*DATASET EXTRACT:*

_ _ _ _

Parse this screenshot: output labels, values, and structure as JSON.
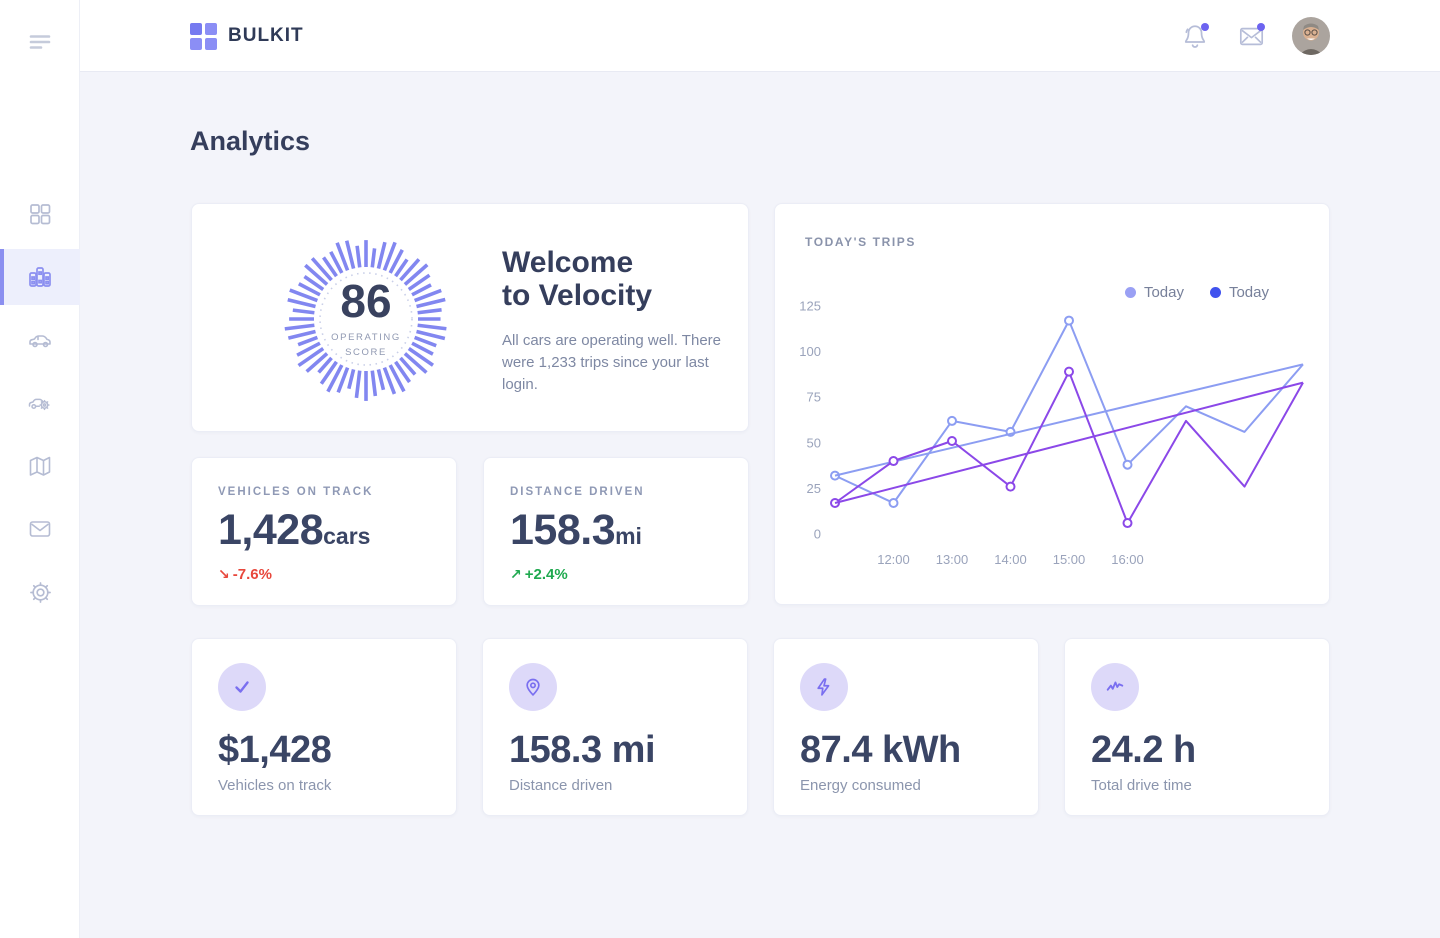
{
  "header": {
    "brand": "BULKIT",
    "notifications_badge": "unread",
    "messages_badge": "unread"
  },
  "page": {
    "title": "Analytics"
  },
  "colors": {
    "accent_purple": "#8b8ff0",
    "line_light": "#8c9df2",
    "line_violet": "#8b48e8",
    "negative_red": "#e8473c",
    "positive_green": "#1fa94f"
  },
  "welcome": {
    "score": "86",
    "score_label_line1": "OPERATING",
    "score_label_line2": "SCORE",
    "title_line1": "Welcome",
    "title_line2": "to Velocity",
    "body": "All cars are operating well. There were 1,233 trips since your last login."
  },
  "kpis": [
    {
      "label": "VEHICLES ON TRACK",
      "value": "1,428",
      "unit": "cars",
      "delta_arrow": "↘",
      "delta": "-7.6%",
      "delta_color": "#e8473c"
    },
    {
      "label": "DISTANCE DRIVEN",
      "value": "158.3",
      "unit": "mi",
      "delta_arrow": "↗",
      "delta": "+2.4%",
      "delta_color": "#1fa94f"
    }
  ],
  "chart_card": {
    "title": "TODAY'S TRIPS"
  },
  "chart_data": {
    "type": "line",
    "title": "TODAY'S TRIPS",
    "x_tick_labels": [
      "12:00",
      "13:00",
      "14:00",
      "15:00",
      "16:00"
    ],
    "x_tick_indices": [
      1,
      2,
      3,
      4,
      5
    ],
    "y_ticks": [
      0,
      25,
      50,
      75,
      100,
      125
    ],
    "ylim": [
      0,
      125
    ],
    "grid": false,
    "legend_position": "top-right",
    "legend": [
      {
        "label": "Today",
        "color": "#9aa0f4"
      },
      {
        "label": "Today",
        "color": "#4052ee"
      }
    ],
    "series": [
      {
        "name": "Today",
        "color": "#8c9df2",
        "markers_at": [
          0,
          1,
          2,
          3,
          4,
          5
        ],
        "points": [
          [
            0,
            32
          ],
          [
            1,
            17
          ],
          [
            2,
            62
          ],
          [
            3,
            56
          ],
          [
            4,
            117
          ],
          [
            5,
            38
          ],
          [
            6,
            70
          ],
          [
            7,
            56
          ],
          [
            8,
            93
          ]
        ]
      },
      {
        "name": "Today trend",
        "color": "#8c9df2",
        "markers_at": [],
        "points": [
          [
            0,
            32
          ],
          [
            8,
            93
          ]
        ]
      },
      {
        "name": "Today",
        "color": "#8b48e8",
        "markers_at": [
          0,
          1,
          2,
          3,
          4,
          5
        ],
        "points": [
          [
            0,
            17
          ],
          [
            1,
            40
          ],
          [
            2,
            51
          ],
          [
            3,
            26
          ],
          [
            4,
            89
          ],
          [
            5,
            6
          ],
          [
            6,
            62
          ],
          [
            7,
            26
          ],
          [
            8,
            83
          ]
        ]
      },
      {
        "name": "Today trend",
        "color": "#8b48e8",
        "markers_at": [],
        "points": [
          [
            0,
            17
          ],
          [
            8,
            83
          ]
        ]
      }
    ]
  },
  "stats": [
    {
      "icon": "check-icon",
      "value": "$1,428",
      "label": "Vehicles on track"
    },
    {
      "icon": "map-pin-icon",
      "value": "158.3 mi",
      "label": "Distance driven"
    },
    {
      "icon": "lightning-icon",
      "value": "87.4 kWh",
      "label": "Energy consumed"
    },
    {
      "icon": "pulse-icon",
      "value": "24.2 h",
      "label": "Total drive time"
    }
  ]
}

_ _ _ _

*CHALLENGE:* Read the entries and select each line where the word "icon" is found.

*TASK RESPONSE:*
      "icon": "check-icon",
      "icon": "map-pin-icon",
      "icon": "lightning-icon",
      "icon": "pulse-icon",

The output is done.